Print everything in the thread on translating "casa del carajo" from "Vete al carajo" down to "a better option).".

— start Source passage —

# casa del carajo



## spanishtoenglish

I understand the tone of saying that someone who is going to the US is going to the "casa del carajo".  Any good ideas on how to translate it though??

Thanks!!


----------



## Txiri

How strong do you understand this?

house of the devil?
house of bullshit?
the center of all evil?
the epitome of the crow's nest?  (lol)


----------



## Cubanboy

Why don't you give us more information?


''casa del carajo'' - at the end of nowhere


----------



## spanishtoenglish

There isn't much more context.  Just that one person is upset that the other person is leaving for the US, so she says he's going to "la casa del carajo".


----------



## Cubanboy

I think that's like saying ''he's going to hell''.


----------



## Txiri

It's not a fixed phrase, so I think you can interpret it as whatever evil she believes one can find there.  

Vete al carajo = ~ go to the devil


----------



## spanishtoenglish

Yeah, you made me think of the phrase "the devil's playground".  I like that idea for now (unless someone else gives me a better option).  

Thanks!


----------



## Punto Fijo

Spanishtoenglish,

*Carajo* does not have to do with devil neither evil, but it is just a place not so good.

— end Source passage —
— start Data section —

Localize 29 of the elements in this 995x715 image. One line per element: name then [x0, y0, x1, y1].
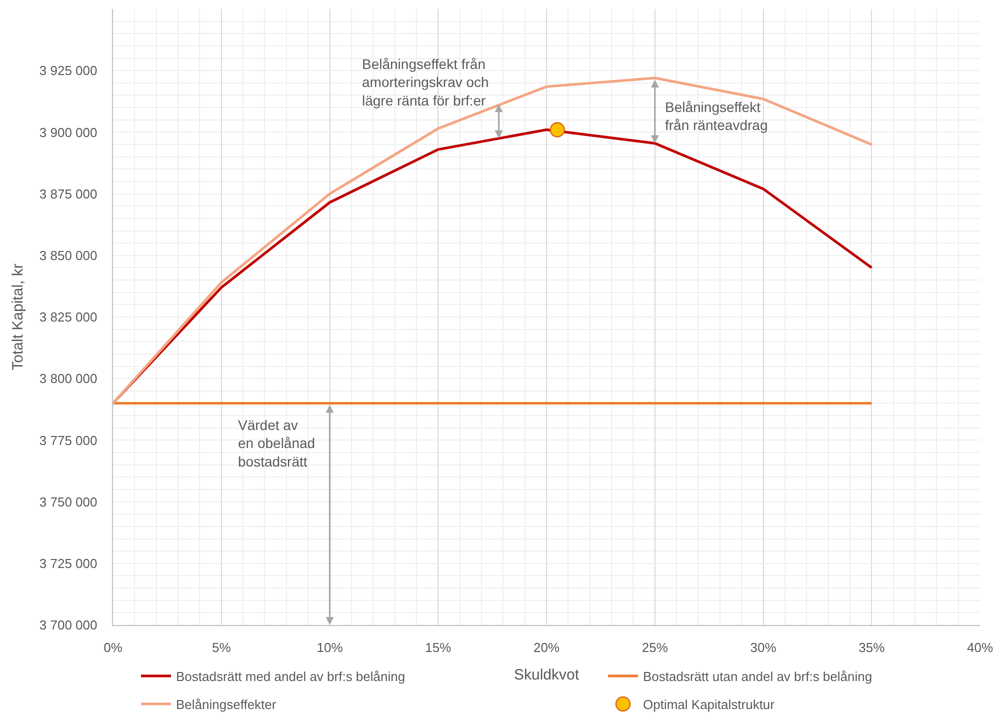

— end Data section —

_Response:_
Vete al carajo = ~ go to the devil


----------



## spanishtoenglish

Yeah, you made me think of the phrase "the devil's playground".  I like that idea for now (unless someone else gives me a better option).